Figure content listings
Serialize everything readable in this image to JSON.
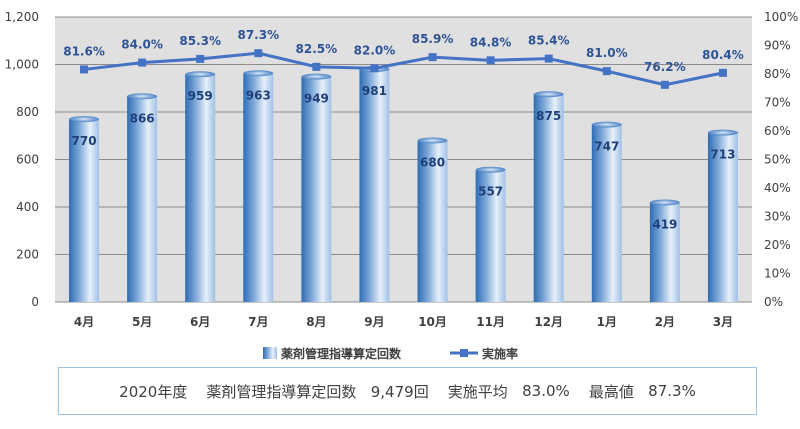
{
  "chart_data": {
    "type": "bar+line",
    "categories": [
      "4月",
      "5月",
      "6月",
      "7月",
      "8月",
      "9月",
      "10月",
      "11月",
      "12月",
      "1月",
      "2月",
      "3月"
    ],
    "series": [
      {
        "name": "薬剤管理指導算定回数",
        "type": "bar",
        "axis": "left",
        "values": [
          770,
          866,
          959,
          963,
          949,
          981,
          680,
          557,
          875,
          747,
          419,
          713
        ]
      },
      {
        "name": "実施率",
        "type": "line",
        "axis": "right",
        "values": [
          81.6,
          84.0,
          85.3,
          87.3,
          82.5,
          82.0,
          85.9,
          84.8,
          85.4,
          81.0,
          76.2,
          80.4
        ],
        "value_labels": [
          "81.6%",
          "84.0%",
          "85.3%",
          "87.3%",
          "82.5%",
          "82.0%",
          "85.9%",
          "84.8%",
          "85.4%",
          "81.0%",
          "76.2%",
          "80.4%"
        ]
      }
    ],
    "y_left": {
      "range": [
        0,
        1200
      ],
      "ticks": [
        "0",
        "200",
        "400",
        "600",
        "800",
        "1,000",
        "1,200"
      ]
    },
    "y_right": {
      "range": [
        0,
        100
      ],
      "ticks": [
        "0%",
        "10%",
        "20%",
        "30%",
        "40%",
        "50%",
        "60%",
        "70%",
        "80%",
        "90%",
        "100%"
      ]
    },
    "grid": "horizontal",
    "legend_position": "bottom",
    "colors": {
      "bar_dark": "#2e6db4",
      "bar_light": "#e6f0fa",
      "line": "#4472c4",
      "plot_bg": "#e0e0e0"
    }
  },
  "summary": {
    "year": "2020年度",
    "count_label": "薬剤管理指導算定回数",
    "count_value": "9,479回",
    "avg_label": "実施平均",
    "avg_value": "83.0%",
    "max_label": "最高値",
    "max_value": "87.3%"
  }
}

Task directions: Restate the data above word for word. Do not include the images.

Problem solution:
Serialize everything readable in this image to JSON.
{
  "chart_data": {
    "type": "bar+line",
    "categories": [
      "4月",
      "5月",
      "6月",
      "7月",
      "8月",
      "9月",
      "10月",
      "11月",
      "12月",
      "1月",
      "2月",
      "3月"
    ],
    "series": [
      {
        "name": "薬剤管理指導算定回数",
        "type": "bar",
        "axis": "left",
        "values": [
          770,
          866,
          959,
          963,
          949,
          981,
          680,
          557,
          875,
          747,
          419,
          713
        ]
      },
      {
        "name": "実施率",
        "type": "line",
        "axis": "right",
        "values": [
          81.6,
          84.0,
          85.3,
          87.3,
          82.5,
          82.0,
          85.9,
          84.8,
          85.4,
          81.0,
          76.2,
          80.4
        ],
        "value_labels": [
          "81.6%",
          "84.0%",
          "85.3%",
          "87.3%",
          "82.5%",
          "82.0%",
          "85.9%",
          "84.8%",
          "85.4%",
          "81.0%",
          "76.2%",
          "80.4%"
        ]
      }
    ],
    "y_left": {
      "range": [
        0,
        1200
      ],
      "ticks": [
        "0",
        "200",
        "400",
        "600",
        "800",
        "1,000",
        "1,200"
      ]
    },
    "y_right": {
      "range": [
        0,
        100
      ],
      "ticks": [
        "0%",
        "10%",
        "20%",
        "30%",
        "40%",
        "50%",
        "60%",
        "70%",
        "80%",
        "90%",
        "100%"
      ]
    },
    "grid": "horizontal",
    "legend_position": "bottom",
    "colors": {
      "bar_dark": "#2e6db4",
      "bar_light": "#e6f0fa",
      "line": "#4472c4",
      "plot_bg": "#e0e0e0"
    }
  },
  "summary": {
    "year": "2020年度",
    "count_label": "薬剤管理指導算定回数",
    "count_value": "9,479回",
    "avg_label": "実施平均",
    "avg_value": "83.0%",
    "max_label": "最高値",
    "max_value": "87.3%"
  }
}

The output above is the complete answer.